- _TASK BRIEF_: Using the data below, repeat all of it precisely.

[Dataset items]
- - - - -
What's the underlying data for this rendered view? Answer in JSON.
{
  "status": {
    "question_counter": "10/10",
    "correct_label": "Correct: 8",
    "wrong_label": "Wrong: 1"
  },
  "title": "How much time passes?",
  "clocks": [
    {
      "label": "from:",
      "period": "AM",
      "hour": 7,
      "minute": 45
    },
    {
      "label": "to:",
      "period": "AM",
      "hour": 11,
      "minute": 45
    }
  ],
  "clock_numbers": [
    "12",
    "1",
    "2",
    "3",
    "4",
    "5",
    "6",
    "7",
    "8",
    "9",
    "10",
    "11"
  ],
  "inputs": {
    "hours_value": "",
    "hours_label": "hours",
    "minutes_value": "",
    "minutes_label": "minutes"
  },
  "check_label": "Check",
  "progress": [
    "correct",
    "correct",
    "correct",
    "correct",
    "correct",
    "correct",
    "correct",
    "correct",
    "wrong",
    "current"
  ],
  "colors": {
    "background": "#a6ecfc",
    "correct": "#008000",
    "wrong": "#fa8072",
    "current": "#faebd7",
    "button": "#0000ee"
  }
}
- - - - -
- _RESPONSE TO THIS EXERCISE_:
What's the underlying data for this rendered view? Answer in JSON.
{
  "status": {
    "question_counter": "10/10",
    "correct_label": "Correct: 8",
    "wrong_label": "Wrong: 1"
  },
  "title": "How much time passes?",
  "clocks": [
    {
      "label": "from:",
      "period": "AM",
      "hour": 7,
      "minute": 45
    },
    {
      "label": "to:",
      "period": "AM",
      "hour": 11,
      "minute": 45
    }
  ],
  "clock_numbers": [
    "12",
    "1",
    "2",
    "3",
    "4",
    "5",
    "6",
    "7",
    "8",
    "9",
    "10",
    "11"
  ],
  "inputs": {
    "hours_value": "",
    "hours_label": "hours",
    "minutes_value": "",
    "minutes_label": "minutes"
  },
  "check_label": "Check",
  "progress": [
    "correct",
    "correct",
    "correct",
    "correct",
    "correct",
    "correct",
    "correct",
    "correct",
    "wrong",
    "current"
  ],
  "colors": {
    "background": "#a6ecfc",
    "correct": "#008000",
    "wrong": "#fa8072",
    "current": "#faebd7",
    "button": "#0000ee"
  }
}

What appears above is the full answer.